→ **EXERCISE AIM**
Reproduce the whole listing, character for character.

* BEGIN INFORMATION PROVIDED *

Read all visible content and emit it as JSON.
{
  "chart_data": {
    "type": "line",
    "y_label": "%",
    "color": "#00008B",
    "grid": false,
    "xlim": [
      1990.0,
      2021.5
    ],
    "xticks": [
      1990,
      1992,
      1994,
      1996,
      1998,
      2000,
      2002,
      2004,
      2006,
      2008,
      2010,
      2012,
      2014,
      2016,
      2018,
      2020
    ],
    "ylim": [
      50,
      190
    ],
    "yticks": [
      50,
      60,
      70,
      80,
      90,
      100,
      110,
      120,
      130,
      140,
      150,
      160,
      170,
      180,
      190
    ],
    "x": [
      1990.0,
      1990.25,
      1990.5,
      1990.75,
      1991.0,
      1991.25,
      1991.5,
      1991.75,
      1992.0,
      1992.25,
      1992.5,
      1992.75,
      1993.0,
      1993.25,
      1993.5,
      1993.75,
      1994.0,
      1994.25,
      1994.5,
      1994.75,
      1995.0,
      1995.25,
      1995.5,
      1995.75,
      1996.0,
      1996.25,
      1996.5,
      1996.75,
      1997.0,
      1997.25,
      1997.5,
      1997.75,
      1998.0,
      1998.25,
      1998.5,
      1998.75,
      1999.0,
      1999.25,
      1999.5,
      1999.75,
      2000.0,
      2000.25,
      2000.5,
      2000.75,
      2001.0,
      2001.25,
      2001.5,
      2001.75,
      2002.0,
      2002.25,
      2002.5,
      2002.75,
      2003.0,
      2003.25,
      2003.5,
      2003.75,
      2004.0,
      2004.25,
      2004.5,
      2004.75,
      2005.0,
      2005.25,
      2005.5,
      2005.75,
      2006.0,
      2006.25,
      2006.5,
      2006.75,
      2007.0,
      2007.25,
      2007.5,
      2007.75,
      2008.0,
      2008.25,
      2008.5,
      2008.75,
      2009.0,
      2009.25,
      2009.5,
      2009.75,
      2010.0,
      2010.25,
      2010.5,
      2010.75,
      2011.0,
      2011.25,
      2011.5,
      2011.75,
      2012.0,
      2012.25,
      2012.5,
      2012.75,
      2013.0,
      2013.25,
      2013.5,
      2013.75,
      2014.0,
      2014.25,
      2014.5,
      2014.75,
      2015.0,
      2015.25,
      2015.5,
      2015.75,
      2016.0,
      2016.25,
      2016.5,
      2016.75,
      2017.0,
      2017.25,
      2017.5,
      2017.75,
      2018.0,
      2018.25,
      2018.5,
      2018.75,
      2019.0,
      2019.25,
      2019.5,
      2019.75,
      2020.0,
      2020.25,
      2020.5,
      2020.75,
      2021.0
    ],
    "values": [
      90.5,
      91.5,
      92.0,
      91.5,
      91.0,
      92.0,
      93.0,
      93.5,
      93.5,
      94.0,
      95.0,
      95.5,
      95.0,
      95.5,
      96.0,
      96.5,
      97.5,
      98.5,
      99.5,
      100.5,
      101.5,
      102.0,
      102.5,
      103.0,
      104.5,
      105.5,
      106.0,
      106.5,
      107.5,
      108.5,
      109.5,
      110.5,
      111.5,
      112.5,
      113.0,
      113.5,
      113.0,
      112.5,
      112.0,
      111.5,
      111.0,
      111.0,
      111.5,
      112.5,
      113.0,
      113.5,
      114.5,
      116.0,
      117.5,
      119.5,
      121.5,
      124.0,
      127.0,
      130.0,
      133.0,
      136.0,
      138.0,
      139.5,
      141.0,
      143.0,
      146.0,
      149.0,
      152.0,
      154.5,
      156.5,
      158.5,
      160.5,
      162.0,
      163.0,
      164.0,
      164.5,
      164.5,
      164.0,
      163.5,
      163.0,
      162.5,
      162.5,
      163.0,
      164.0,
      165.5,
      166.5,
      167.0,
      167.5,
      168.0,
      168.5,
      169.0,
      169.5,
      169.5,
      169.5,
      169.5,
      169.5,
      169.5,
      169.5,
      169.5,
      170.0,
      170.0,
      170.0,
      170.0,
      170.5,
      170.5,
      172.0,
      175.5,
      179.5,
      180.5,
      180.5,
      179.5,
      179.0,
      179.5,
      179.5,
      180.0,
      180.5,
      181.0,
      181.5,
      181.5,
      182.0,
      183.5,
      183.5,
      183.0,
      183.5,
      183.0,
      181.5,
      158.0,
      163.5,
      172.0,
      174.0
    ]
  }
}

* END INFORMATION PROVIDED *

→ **TASK RESPONSE**
Read all visible content and emit it as JSON.
{
  "chart_data": {
    "type": "line",
    "y_label": "%",
    "color": "#00008B",
    "grid": false,
    "xlim": [
      1990.0,
      2021.5
    ],
    "xticks": [
      1990,
      1992,
      1994,
      1996,
      1998,
      2000,
      2002,
      2004,
      2006,
      2008,
      2010,
      2012,
      2014,
      2016,
      2018,
      2020
    ],
    "ylim": [
      50,
      190
    ],
    "yticks": [
      50,
      60,
      70,
      80,
      90,
      100,
      110,
      120,
      130,
      140,
      150,
      160,
      170,
      180,
      190
    ],
    "x": [
      1990.0,
      1990.25,
      1990.5,
      1990.75,
      1991.0,
      1991.25,
      1991.5,
      1991.75,
      1992.0,
      1992.25,
      1992.5,
      1992.75,
      1993.0,
      1993.25,
      1993.5,
      1993.75,
      1994.0,
      1994.25,
      1994.5,
      1994.75,
      1995.0,
      1995.25,
      1995.5,
      1995.75,
      1996.0,
      1996.25,
      1996.5,
      1996.75,
      1997.0,
      1997.25,
      1997.5,
      1997.75,
      1998.0,
      1998.25,
      1998.5,
      1998.75,
      1999.0,
      1999.25,
      1999.5,
      1999.75,
      2000.0,
      2000.25,
      2000.5,
      2000.75,
      2001.0,
      2001.25,
      2001.5,
      2001.75,
      2002.0,
      2002.25,
      2002.5,
      2002.75,
      2003.0,
      2003.25,
      2003.5,
      2003.75,
      2004.0,
      2004.25,
      2004.5,
      2004.75,
      2005.0,
      2005.25,
      2005.5,
      2005.75,
      2006.0,
      2006.25,
      2006.5,
      2006.75,
      2007.0,
      2007.25,
      2007.5,
      2007.75,
      2008.0,
      2008.25,
      2008.5,
      2008.75,
      2009.0,
      2009.25,
      2009.5,
      2009.75,
      2010.0,
      2010.25,
      2010.5,
      2010.75,
      2011.0,
      2011.25,
      2011.5,
      2011.75,
      2012.0,
      2012.25,
      2012.5,
      2012.75,
      2013.0,
      2013.25,
      2013.5,
      2013.75,
      2014.0,
      2014.25,
      2014.5,
      2014.75,
      2015.0,
      2015.25,
      2015.5,
      2015.75,
      2016.0,
      2016.25,
      2016.5,
      2016.75,
      2017.0,
      2017.25,
      2017.5,
      2017.75,
      2018.0,
      2018.25,
      2018.5,
      2018.75,
      2019.0,
      2019.25,
      2019.5,
      2019.75,
      2020.0,
      2020.25,
      2020.5,
      2020.75,
      2021.0
    ],
    "values": [
      90.5,
      91.5,
      92.0,
      91.5,
      91.0,
      92.0,
      93.0,
      93.5,
      93.5,
      94.0,
      95.0,
      95.5,
      95.0,
      95.5,
      96.0,
      96.5,
      97.5,
      98.5,
      99.5,
      100.5,
      101.5,
      102.0,
      102.5,
      103.0,
      104.5,
      105.5,
      106.0,
      106.5,
      107.5,
      108.5,
      109.5,
      110.5,
      111.5,
      112.5,
      113.0,
      113.5,
      113.0,
      112.5,
      112.0,
      111.5,
      111.0,
      111.0,
      111.5,
      112.5,
      113.0,
      113.5,
      114.5,
      116.0,
      117.5,
      119.5,
      121.5,
      124.0,
      127.0,
      130.0,
      133.0,
      136.0,
      138.0,
      139.5,
      141.0,
      143.0,
      146.0,
      149.0,
      152.0,
      154.5,
      156.5,
      158.5,
      160.5,
      162.0,
      163.0,
      164.0,
      164.5,
      164.5,
      164.0,
      163.5,
      163.0,
      162.5,
      162.5,
      163.0,
      164.0,
      165.5,
      166.5,
      167.0,
      167.5,
      168.0,
      168.5,
      169.0,
      169.5,
      169.5,
      169.5,
      169.5,
      169.5,
      169.5,
      169.5,
      169.5,
      170.0,
      170.0,
      170.0,
      170.0,
      170.5,
      170.5,
      172.0,
      175.5,
      179.5,
      180.5,
      180.5,
      179.5,
      179.0,
      179.5,
      179.5,
      180.0,
      180.5,
      181.0,
      181.5,
      181.5,
      182.0,
      183.5,
      183.5,
      183.0,
      183.5,
      183.0,
      181.5,
      158.0,
      163.5,
      172.0,
      174.0
    ]
  }
}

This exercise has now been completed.